**SUPPLIED DATA:**
◆ ◆ ◆

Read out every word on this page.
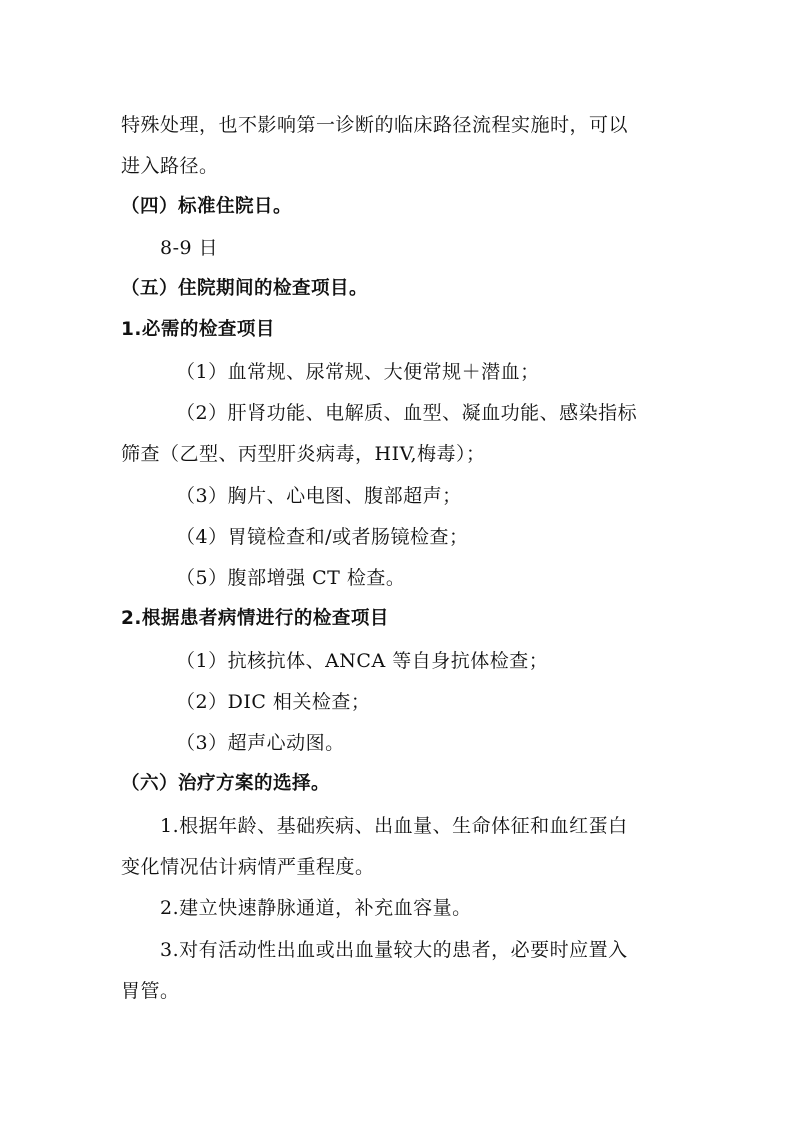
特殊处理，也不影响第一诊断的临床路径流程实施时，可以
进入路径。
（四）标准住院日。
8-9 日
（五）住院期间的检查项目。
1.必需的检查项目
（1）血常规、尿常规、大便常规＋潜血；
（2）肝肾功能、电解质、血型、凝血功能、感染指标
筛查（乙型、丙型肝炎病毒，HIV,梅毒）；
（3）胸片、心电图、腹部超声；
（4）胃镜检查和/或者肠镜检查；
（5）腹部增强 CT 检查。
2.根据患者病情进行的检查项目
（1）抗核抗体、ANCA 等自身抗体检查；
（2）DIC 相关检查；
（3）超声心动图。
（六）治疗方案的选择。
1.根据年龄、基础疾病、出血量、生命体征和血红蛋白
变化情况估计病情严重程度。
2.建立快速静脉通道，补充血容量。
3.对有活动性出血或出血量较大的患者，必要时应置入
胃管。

◆ ◆ ◆

**GOAL OF THE EXERCISE:** In the copy, include all records verbatim but no images.

**OUTPUT FOR THIS TASK:**
Read out every word on this page.
特殊处理，也不影响第一诊断的临床路径流程实施时，可以
进入路径。
（四）标准住院日。
8-9 日
（五）住院期间的检查项目。
1.必需的检查项目
（1）血常规、尿常规、大便常规＋潜血；
（2）肝肾功能、电解质、血型、凝血功能、感染指标
筛查（乙型、丙型肝炎病毒，HIV,梅毒）；
（3）胸片、心电图、腹部超声；
（4）胃镜检查和/或者肠镜检查；
（5）腹部增强 CT 检查。
2.根据患者病情进行的检查项目
（1）抗核抗体、ANCA 等自身抗体检查；
（2）DIC 相关检查；
（3）超声心动图。
（六）治疗方案的选择。
1.根据年龄、基础疾病、出血量、生命体征和血红蛋白
变化情况估计病情严重程度。
2.建立快速静脉通道，补充血容量。
3.对有活动性出血或出血量较大的患者，必要时应置入
胃管。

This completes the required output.